Extracted data entries:
• • •
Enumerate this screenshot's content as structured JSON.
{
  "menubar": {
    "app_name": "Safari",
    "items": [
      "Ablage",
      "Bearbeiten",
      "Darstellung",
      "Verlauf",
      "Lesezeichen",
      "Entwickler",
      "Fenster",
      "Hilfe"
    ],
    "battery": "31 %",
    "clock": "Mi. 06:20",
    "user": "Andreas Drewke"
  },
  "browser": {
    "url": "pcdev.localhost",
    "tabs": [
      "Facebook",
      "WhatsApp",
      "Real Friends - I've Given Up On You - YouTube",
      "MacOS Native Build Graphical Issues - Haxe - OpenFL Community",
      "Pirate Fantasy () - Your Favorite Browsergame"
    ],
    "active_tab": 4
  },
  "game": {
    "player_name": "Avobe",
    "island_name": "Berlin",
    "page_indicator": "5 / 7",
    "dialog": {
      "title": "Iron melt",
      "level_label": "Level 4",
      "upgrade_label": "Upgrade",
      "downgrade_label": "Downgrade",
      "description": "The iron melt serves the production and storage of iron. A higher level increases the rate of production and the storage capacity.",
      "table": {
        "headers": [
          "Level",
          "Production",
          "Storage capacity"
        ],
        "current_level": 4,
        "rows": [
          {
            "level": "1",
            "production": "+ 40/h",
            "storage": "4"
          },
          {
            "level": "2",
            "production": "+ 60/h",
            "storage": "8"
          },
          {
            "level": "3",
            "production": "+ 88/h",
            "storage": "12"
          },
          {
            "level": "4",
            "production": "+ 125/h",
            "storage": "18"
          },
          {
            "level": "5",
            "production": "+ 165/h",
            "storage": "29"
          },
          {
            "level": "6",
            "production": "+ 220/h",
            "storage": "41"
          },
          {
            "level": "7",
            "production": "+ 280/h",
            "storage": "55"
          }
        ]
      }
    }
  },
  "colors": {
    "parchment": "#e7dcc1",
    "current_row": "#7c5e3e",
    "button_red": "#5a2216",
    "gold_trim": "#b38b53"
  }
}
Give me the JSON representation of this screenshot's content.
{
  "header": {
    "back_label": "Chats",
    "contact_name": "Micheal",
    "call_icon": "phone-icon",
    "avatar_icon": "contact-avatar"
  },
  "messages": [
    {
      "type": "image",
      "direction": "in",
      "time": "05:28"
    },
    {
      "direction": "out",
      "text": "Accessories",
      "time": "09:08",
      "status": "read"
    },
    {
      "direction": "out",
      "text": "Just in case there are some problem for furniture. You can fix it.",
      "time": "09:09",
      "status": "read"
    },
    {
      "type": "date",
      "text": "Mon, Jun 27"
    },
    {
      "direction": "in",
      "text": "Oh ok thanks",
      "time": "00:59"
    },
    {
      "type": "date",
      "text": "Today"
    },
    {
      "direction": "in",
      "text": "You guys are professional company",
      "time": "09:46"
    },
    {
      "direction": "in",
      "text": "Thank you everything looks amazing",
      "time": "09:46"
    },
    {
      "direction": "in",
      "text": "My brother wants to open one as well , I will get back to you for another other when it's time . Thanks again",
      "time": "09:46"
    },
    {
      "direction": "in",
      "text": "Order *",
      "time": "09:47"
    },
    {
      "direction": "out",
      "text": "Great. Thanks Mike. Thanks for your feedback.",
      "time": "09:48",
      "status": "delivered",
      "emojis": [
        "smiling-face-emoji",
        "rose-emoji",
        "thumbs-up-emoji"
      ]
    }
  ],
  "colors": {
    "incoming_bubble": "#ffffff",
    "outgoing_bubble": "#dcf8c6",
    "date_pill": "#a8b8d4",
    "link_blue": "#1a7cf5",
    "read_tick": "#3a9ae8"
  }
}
• • •
**Exercise prompt:**
Scan the material above. Return every line containing the string "this".

**Correct answer:**
Enumerate this screenshot's content as structured JSON.
Give me the JSON representation of this screenshot's content.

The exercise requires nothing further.